▶ EXCERPT:
■ ■ ■ ■
Member of SQUARE Research Group
Three months prior to my PhD, I joined the Software Quality Research (or short: SQuaRe) group at ITU.
Consistency-Preserving Evolution Planning on Feature Models
In this paper, we present a method that enables to safely plan evolution based on an evolving feature model:
A software product line (SPL) enables large-scale reuse in a family of related software systems through configurable features. SPLs represent a long-term investment so that their ongoing evolution becomes paramount and requires careful planning. While existing approaches enable to create an evolution plan for an SPL on feature-model (FM) level, they assume the plan to be rigid and do not support retroactive changes. In this paper, we present a method that enables to create and retroactively adapt an FM evolution plan while preventing undesired impacts on its structural and logical consistency. This method is founded in structural operational semantics and linear temporal logic. We implement our method using rewriting logic, integrate it within an FM tool suite and perform an evaluation using a collection of existing FM evolution scenarios.
■ ■ ■ ■
▶ ABOUT THIS EXERCISE:
Retype the entire excerpt about the SQuaRe research group word for word, with no changes. The listing after this excerpt isn't needed for anything here.
■ ■ ■ ■
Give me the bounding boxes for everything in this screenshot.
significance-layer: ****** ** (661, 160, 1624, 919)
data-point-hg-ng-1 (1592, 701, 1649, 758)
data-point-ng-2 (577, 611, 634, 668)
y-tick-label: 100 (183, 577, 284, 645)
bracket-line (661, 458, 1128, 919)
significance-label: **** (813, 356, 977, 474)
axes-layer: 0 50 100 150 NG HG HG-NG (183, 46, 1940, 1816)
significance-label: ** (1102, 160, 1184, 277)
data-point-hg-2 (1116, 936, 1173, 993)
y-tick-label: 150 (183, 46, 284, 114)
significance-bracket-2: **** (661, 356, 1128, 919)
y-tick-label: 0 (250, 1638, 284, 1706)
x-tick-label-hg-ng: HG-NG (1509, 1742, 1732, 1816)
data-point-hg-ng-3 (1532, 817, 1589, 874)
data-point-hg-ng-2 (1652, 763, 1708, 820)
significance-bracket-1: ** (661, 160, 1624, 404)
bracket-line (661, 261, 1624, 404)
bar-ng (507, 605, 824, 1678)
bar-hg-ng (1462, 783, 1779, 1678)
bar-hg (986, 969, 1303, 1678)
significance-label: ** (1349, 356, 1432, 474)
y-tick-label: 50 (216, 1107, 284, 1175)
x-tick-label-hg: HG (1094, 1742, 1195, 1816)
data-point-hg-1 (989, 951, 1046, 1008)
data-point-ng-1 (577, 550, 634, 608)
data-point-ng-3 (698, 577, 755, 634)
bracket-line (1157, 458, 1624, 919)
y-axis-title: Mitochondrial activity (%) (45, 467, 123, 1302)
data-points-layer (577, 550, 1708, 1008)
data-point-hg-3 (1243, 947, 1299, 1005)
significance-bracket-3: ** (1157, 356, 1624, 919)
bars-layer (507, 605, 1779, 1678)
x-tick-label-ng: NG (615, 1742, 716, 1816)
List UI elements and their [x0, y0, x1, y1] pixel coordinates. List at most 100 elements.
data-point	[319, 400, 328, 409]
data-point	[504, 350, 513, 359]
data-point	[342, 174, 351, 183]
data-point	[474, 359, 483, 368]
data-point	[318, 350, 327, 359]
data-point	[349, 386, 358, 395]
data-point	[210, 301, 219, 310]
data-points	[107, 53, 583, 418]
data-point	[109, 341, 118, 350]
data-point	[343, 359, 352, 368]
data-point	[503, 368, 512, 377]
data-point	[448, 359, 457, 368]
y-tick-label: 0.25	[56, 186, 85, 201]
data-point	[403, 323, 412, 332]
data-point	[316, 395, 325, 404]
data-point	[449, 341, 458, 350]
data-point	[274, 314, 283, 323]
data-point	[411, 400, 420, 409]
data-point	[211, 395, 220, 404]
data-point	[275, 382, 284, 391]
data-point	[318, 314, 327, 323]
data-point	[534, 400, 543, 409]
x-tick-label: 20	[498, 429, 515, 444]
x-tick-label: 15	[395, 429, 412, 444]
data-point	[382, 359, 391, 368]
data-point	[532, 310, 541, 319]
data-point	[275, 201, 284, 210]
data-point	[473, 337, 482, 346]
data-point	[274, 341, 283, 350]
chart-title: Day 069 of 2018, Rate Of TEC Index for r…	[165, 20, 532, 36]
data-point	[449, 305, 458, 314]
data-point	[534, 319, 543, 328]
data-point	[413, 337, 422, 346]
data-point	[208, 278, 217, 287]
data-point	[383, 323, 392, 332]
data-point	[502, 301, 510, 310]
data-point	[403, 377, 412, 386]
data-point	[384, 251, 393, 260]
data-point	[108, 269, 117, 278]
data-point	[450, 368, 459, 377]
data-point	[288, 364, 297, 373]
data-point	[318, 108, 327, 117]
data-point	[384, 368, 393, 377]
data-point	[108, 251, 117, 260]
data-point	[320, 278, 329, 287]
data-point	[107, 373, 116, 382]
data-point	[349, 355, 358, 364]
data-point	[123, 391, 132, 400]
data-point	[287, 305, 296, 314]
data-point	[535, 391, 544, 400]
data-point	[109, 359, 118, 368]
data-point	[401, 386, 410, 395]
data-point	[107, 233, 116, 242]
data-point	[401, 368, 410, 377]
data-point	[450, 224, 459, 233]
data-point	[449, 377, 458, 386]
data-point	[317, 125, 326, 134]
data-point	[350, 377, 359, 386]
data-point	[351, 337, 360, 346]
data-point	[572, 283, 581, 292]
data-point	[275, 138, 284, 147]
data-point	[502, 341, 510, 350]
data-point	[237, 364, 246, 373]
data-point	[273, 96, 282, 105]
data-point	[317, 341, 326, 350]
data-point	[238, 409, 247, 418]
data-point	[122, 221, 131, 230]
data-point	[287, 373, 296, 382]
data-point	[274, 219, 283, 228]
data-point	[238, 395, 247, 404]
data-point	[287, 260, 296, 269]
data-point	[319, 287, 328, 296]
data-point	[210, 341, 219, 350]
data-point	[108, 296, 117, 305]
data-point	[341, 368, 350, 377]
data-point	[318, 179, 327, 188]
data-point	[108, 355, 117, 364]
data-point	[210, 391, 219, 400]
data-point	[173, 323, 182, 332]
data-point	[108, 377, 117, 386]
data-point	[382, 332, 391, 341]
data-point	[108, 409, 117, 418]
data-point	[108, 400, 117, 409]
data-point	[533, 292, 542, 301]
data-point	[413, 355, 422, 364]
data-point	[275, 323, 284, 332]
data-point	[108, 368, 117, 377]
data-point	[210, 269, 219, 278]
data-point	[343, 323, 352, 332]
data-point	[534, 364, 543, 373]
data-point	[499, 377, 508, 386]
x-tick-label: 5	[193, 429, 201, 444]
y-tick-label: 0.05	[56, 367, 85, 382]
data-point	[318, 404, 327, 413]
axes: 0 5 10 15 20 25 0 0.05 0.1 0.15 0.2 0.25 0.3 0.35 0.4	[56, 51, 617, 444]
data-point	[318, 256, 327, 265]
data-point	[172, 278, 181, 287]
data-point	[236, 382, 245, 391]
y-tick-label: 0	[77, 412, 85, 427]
■ ■ ■ ■
▶ RESULT FOR THIS TASK:
Member of SQUARE Research Group
Three months prior to my PhD, I joined the Software Quality Research (or short: SQuaRe) group at ITU.
Consistency-Preserving Evolution Planning on Feature Models
In this paper, we present a method that enables to safely plan evolution based on an evolving feature model:
A software product line (SPL) enables large-scale reuse in a family of related software systems through configurable features. SPLs represent a long-term investment so that their ongoing evolution becomes paramount and requires careful planning. While existing approaches enable to create an evolution plan for an SPL on feature-model (FM) level, they assume the plan to be rigid and do not support retroactive changes. In this paper, we present a method that enables to create and retroactively adapt an FM evolution plan while preventing undesired impacts on its structural and logical consistency. This method is founded in structural operational semantics and linear temporal logic. We implement our method using rewriting logic, integrate it within an FM tool suite and perform an evaluation using a collection of existing FM evolution scenarios.